> PROBLEM REQUIREMENTS
Check each line of the records below and collect those holding "Avermectins".

> RECORD SET

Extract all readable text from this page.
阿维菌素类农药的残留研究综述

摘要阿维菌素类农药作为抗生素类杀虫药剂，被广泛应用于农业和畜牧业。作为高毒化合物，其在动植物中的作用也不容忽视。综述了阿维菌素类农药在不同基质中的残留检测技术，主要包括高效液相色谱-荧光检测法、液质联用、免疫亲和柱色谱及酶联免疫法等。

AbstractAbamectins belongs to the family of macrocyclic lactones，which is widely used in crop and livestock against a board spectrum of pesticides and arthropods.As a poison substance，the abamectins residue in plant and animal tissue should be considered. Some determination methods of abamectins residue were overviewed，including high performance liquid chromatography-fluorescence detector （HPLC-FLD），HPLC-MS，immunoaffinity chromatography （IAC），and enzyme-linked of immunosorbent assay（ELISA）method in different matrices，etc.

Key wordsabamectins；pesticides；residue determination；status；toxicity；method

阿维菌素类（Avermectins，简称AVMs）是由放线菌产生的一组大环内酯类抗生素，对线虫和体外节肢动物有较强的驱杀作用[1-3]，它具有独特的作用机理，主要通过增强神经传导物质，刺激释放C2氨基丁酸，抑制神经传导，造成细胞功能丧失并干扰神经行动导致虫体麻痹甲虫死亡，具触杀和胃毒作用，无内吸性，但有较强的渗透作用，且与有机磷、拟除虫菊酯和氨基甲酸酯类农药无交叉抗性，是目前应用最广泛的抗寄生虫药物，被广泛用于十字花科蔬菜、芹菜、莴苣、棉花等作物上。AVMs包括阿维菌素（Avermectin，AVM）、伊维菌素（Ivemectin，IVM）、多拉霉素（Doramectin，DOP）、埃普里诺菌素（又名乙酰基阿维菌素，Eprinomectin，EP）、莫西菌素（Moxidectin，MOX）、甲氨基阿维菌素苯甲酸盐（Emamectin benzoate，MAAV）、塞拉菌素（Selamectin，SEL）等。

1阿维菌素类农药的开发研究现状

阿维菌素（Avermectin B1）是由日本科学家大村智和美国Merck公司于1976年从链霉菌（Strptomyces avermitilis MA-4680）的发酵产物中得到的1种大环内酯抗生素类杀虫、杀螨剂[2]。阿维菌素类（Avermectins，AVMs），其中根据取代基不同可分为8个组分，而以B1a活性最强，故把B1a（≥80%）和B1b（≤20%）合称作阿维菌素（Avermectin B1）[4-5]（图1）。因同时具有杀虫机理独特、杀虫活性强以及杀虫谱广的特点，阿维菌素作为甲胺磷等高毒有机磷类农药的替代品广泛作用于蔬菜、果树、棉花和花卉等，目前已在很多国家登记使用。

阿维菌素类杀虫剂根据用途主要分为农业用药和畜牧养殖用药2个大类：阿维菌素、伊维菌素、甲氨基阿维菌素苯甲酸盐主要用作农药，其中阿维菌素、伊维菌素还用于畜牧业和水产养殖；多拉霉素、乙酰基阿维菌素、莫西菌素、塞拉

> TASK ANSWER
阿维菌素类（Avermectins，简称AVMs）是由放线菌产生的一组大环内酯类抗生素，对线虫和体外节肢动物有较强的驱杀作用[1-3]，它具有独特的作用机理，主要通过增强神经传导物质，刺激释放C2氨基丁酸，抑制神经传导，造成细胞功能丧失并干扰神经行动导致虫体麻痹甲虫死亡，具触杀和胃毒作用，无内吸性，但有较强的渗透作用，且与有机磷、拟除虫菊酯和氨基甲酸酯类农药无交叉抗性，是目前应用最广泛的抗寄生虫药物，被广泛用于十字花科蔬菜、芹菜、莴苣、棉花等作物上。AVMs包括阿维菌素（Avermectin，AVM）、伊维菌素（Ivemectin，IVM）、多拉霉素（Doramectin，DOP）、埃普里诺菌素（又名乙酰基阿维菌素，Eprinomectin，EP）、莫西菌素（Moxidectin，MOX）、甲氨基阿维菌素苯甲酸盐（Emamectin benzoate，MAAV）、塞拉菌素（Selamectin，SEL）等。
阿维菌素（Avermectin B1）是由日本科学家大村智和美国Merck公司于1976年从链霉菌（Strptomyces avermitilis MA-4680）的发酵产物中得到的1种大环内酯抗生素类杀虫、杀螨剂[2]。阿维菌素类（Avermectins，AVMs），其中根据取代基不同可分为8个组分，而以B1a活性最强，故把B1a（≥80%）和B1b（≤20%）合称作阿维菌素（Avermectin B1）[4-5]（图1）。因同时具有杀虫机理独特、杀虫活性强以及杀虫谱广的特点，阿维菌素作为甲胺磷等高毒有机磷类农药的替代品广泛作用于蔬菜、果树、棉花和花卉等，目前已在很多国家登记使用。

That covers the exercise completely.